Stored entries
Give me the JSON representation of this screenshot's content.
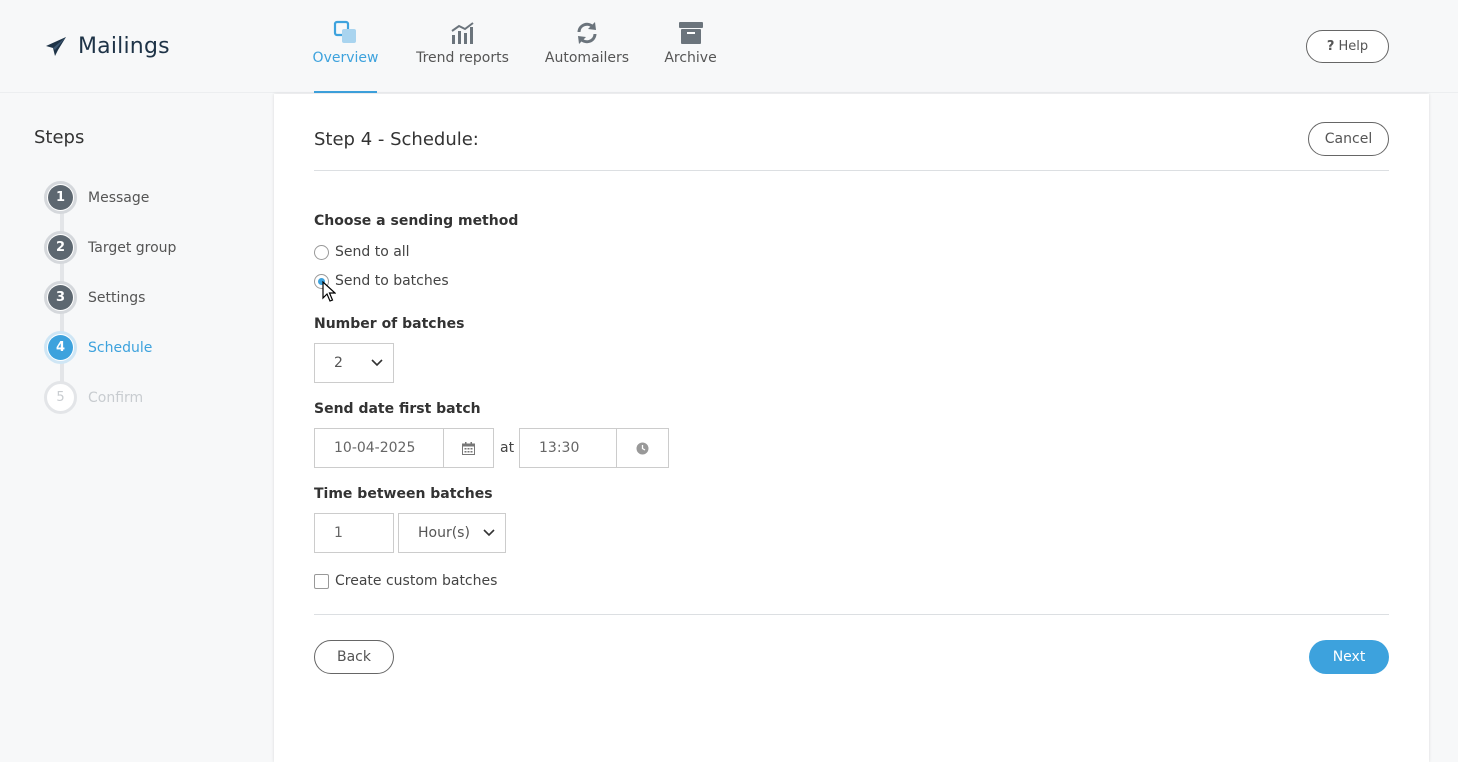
{
  "app": {
    "title": "Mailings",
    "help_label": "Help",
    "help_icon": "?"
  },
  "nav": {
    "tabs": [
      {
        "label": "Overview",
        "icon": "overview-icon",
        "active": true
      },
      {
        "label": "Trend reports",
        "icon": "bar-chart-icon",
        "active": false
      },
      {
        "label": "Automailers",
        "icon": "refresh-icon",
        "active": false
      },
      {
        "label": "Archive",
        "icon": "archive-box-icon",
        "active": false
      }
    ]
  },
  "sidebar": {
    "title": "Steps",
    "steps": [
      {
        "number": "1",
        "label": "Message",
        "state": "done"
      },
      {
        "number": "2",
        "label": "Target group",
        "state": "done"
      },
      {
        "number": "3",
        "label": "Settings",
        "state": "done"
      },
      {
        "number": "4",
        "label": "Schedule",
        "state": "current"
      },
      {
        "number": "5",
        "label": "Confirm",
        "state": "future"
      }
    ]
  },
  "main": {
    "title": "Step 4 - Schedule:",
    "cancel_label": "Cancel",
    "sending_method": {
      "label": "Choose a sending method",
      "options": [
        {
          "label": "Send to all",
          "checked": false
        },
        {
          "label": "Send to batches",
          "checked": true
        }
      ]
    },
    "num_batches": {
      "label": "Number of batches",
      "value": "2"
    },
    "send_date": {
      "label": "Send date first batch",
      "date": "10-04-2025",
      "at": "at",
      "time": "13:30"
    },
    "time_between": {
      "label": "Time between batches",
      "value": "1",
      "unit": "Hour(s)"
    },
    "custom_batches": {
      "label": "Create custom batches",
      "checked": false
    },
    "back_label": "Back",
    "next_label": "Next"
  },
  "colors": {
    "accent": "#3da2dd",
    "brand_dark": "#1e3347",
    "step_done": "#5d6770"
  }
}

- THE REQUEST: All of the data above should be quoted exactly, except for the pictures.

- EXERCISE SOLUTION:
Give me the JSON representation of this screenshot's content.
{
  "app": {
    "title": "Mailings",
    "help_label": "Help",
    "help_icon": "?"
  },
  "nav": {
    "tabs": [
      {
        "label": "Overview",
        "icon": "overview-icon",
        "active": true
      },
      {
        "label": "Trend reports",
        "icon": "bar-chart-icon",
        "active": false
      },
      {
        "label": "Automailers",
        "icon": "refresh-icon",
        "active": false
      },
      {
        "label": "Archive",
        "icon": "archive-box-icon",
        "active": false
      }
    ]
  },
  "sidebar": {
    "title": "Steps",
    "steps": [
      {
        "number": "1",
        "label": "Message",
        "state": "done"
      },
      {
        "number": "2",
        "label": "Target group",
        "state": "done"
      },
      {
        "number": "3",
        "label": "Settings",
        "state": "done"
      },
      {
        "number": "4",
        "label": "Schedule",
        "state": "current"
      },
      {
        "number": "5",
        "label": "Confirm",
        "state": "future"
      }
    ]
  },
  "main": {
    "title": "Step 4 - Schedule:",
    "cancel_label": "Cancel",
    "sending_method": {
      "label": "Choose a sending method",
      "options": [
        {
          "label": "Send to all",
          "checked": false
        },
        {
          "label": "Send to batches",
          "checked": true
        }
      ]
    },
    "num_batches": {
      "label": "Number of batches",
      "value": "2"
    },
    "send_date": {
      "label": "Send date first batch",
      "date": "10-04-2025",
      "at": "at",
      "time": "13:30"
    },
    "time_between": {
      "label": "Time between batches",
      "value": "1",
      "unit": "Hour(s)"
    },
    "custom_batches": {
      "label": "Create custom batches",
      "checked": false
    },
    "back_label": "Back",
    "next_label": "Next"
  },
  "colors": {
    "accent": "#3da2dd",
    "brand_dark": "#1e3347",
    "step_done": "#5d6770"
  }
}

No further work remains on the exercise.